Short task
Only the lines from the one containing "Convert this document image to plain text." through the end of the data below should be copied, each exactly as written and with both ends kept.

* BEGIN Given records *

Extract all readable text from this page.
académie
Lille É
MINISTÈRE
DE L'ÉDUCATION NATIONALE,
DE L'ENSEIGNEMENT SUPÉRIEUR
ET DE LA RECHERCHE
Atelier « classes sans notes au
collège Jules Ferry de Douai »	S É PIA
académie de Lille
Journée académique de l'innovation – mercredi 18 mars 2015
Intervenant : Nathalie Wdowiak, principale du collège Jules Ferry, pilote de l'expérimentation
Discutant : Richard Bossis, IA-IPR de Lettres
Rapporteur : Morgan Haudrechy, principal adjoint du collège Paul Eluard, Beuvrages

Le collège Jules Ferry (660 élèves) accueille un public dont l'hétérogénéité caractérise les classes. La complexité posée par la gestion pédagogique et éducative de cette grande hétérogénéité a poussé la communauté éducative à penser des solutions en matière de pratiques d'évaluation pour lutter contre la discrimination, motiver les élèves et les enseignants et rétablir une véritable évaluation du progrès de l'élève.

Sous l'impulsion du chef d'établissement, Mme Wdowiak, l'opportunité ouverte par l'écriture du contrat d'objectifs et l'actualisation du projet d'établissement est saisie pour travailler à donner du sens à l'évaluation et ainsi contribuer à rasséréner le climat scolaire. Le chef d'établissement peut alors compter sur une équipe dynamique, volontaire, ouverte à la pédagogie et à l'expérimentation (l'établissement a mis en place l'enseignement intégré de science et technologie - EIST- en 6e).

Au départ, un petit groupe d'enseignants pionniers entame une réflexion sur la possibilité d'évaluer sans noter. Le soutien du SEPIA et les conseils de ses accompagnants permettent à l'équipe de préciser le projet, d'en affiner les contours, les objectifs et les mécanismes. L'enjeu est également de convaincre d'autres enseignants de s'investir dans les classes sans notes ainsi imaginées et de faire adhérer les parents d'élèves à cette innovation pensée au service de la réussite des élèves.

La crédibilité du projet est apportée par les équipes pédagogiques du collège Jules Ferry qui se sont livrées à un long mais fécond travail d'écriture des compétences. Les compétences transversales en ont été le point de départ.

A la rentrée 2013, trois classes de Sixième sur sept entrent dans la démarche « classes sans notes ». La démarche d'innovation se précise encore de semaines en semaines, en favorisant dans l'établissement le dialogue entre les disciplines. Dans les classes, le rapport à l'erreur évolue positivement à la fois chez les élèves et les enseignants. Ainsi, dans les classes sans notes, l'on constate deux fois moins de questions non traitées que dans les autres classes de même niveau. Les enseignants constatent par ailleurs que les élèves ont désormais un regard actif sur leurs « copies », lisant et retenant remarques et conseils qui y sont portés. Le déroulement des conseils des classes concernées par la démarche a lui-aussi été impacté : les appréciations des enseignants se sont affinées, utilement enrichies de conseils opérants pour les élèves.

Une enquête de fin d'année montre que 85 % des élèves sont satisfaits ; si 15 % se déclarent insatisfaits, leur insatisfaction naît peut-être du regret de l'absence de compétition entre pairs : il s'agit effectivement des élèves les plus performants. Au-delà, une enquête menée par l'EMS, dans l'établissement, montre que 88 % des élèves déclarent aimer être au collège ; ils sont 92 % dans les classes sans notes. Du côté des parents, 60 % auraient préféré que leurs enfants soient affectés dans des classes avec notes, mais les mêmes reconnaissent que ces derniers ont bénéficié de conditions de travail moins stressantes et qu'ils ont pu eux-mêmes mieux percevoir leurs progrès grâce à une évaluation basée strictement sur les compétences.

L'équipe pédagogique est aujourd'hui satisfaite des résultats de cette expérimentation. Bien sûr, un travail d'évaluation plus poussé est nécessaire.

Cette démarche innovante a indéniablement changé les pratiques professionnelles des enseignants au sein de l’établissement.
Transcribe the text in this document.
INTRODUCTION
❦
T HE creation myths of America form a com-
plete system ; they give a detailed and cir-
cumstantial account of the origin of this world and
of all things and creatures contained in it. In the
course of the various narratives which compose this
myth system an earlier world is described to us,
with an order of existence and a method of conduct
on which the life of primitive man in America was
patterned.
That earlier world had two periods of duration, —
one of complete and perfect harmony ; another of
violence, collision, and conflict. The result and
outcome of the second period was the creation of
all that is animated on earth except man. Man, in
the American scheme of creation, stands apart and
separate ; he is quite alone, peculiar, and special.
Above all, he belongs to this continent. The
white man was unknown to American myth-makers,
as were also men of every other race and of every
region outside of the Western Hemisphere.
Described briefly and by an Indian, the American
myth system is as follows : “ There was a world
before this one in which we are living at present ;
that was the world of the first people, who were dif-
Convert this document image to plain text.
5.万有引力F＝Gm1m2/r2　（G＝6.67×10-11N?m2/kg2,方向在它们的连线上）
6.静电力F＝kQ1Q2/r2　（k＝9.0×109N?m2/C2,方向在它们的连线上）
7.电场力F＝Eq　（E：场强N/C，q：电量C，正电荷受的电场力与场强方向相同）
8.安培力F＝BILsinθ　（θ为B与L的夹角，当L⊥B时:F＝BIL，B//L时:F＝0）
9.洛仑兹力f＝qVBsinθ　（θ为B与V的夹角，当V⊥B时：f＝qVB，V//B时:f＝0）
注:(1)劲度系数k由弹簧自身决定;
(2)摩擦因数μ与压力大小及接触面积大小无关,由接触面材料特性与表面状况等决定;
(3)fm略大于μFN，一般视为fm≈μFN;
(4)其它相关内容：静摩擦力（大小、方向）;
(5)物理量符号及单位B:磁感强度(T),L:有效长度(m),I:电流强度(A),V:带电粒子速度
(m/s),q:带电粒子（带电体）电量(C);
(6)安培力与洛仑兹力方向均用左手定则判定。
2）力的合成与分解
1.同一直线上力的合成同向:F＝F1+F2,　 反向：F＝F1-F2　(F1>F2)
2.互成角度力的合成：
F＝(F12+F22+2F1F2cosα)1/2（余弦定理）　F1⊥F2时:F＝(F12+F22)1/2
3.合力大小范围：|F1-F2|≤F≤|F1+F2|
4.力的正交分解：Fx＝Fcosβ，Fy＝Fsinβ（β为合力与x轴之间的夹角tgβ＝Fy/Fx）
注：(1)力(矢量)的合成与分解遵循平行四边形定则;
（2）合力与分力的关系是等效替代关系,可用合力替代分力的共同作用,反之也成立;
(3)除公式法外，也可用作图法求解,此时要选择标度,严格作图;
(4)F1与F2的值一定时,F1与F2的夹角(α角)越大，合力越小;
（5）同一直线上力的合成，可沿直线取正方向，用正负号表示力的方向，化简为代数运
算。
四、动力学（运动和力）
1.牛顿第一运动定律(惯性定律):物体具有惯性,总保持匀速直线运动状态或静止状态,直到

* END Given records *

Task result
Convert this document image to plain text.
5.万有引力F＝Gm1m2/r2　（G＝6.67×10-11N?m2/kg2,方向在它们的连线上）
6.静电力F＝kQ1Q2/r2　（k＝9.0×109N?m2/C2,方向在它们的连线上）
7.电场力F＝Eq　（E：场强N/C，q：电量C，正电荷受的电场力与场强方向相同）
8.安培力F＝BILsinθ　（θ为B与L的夹角，当L⊥B时:F＝BIL，B//L时:F＝0）
9.洛仑兹力f＝qVBsinθ　（θ为B与V的夹角，当V⊥B时：f＝qVB，V//B时:f＝0）
注:(1)劲度系数k由弹簧自身决定;
(2)摩擦因数μ与压力大小及接触面积大小无关,由接触面材料特性与表面状况等决定;
(3)fm略大于μFN，一般视为fm≈μFN;
(4)其它相关内容：静摩擦力（大小、方向）;
(5)物理量符号及单位B:磁感强度(T),L:有效长度(m),I:电流强度(A),V:带电粒子速度
(m/s),q:带电粒子（带电体）电量(C);
(6)安培力与洛仑兹力方向均用左手定则判定。
2）力的合成与分解
1.同一直线上力的合成同向:F＝F1+F2,　 反向：F＝F1-F2　(F1>F2)
2.互成角度力的合成：
F＝(F12+F22+2F1F2cosα)1/2（余弦定理）　F1⊥F2时:F＝(F12+F22)1/2
3.合力大小范围：|F1-F2|≤F≤|F1+F2|
4.力的正交分解：Fx＝Fcosβ，Fy＝Fsinβ（β为合力与x轴之间的夹角tgβ＝Fy/Fx）
注：(1)力(矢量)的合成与分解遵循平行四边形定则;
（2）合力与分力的关系是等效替代关系,可用合力替代分力的共同作用,反之也成立;
(3)除公式法外，也可用作图法求解,此时要选择标度,严格作图;
(4)F1与F2的值一定时,F1与F2的夹角(α角)越大，合力越小;
（5）同一直线上力的合成，可沿直线取正方向，用正负号表示力的方向，化简为代数运
算。
四、动力学（运动和力）
1.牛顿第一运动定律(惯性定律):物体具有惯性,总保持匀速直线运动状态或静止状态,直到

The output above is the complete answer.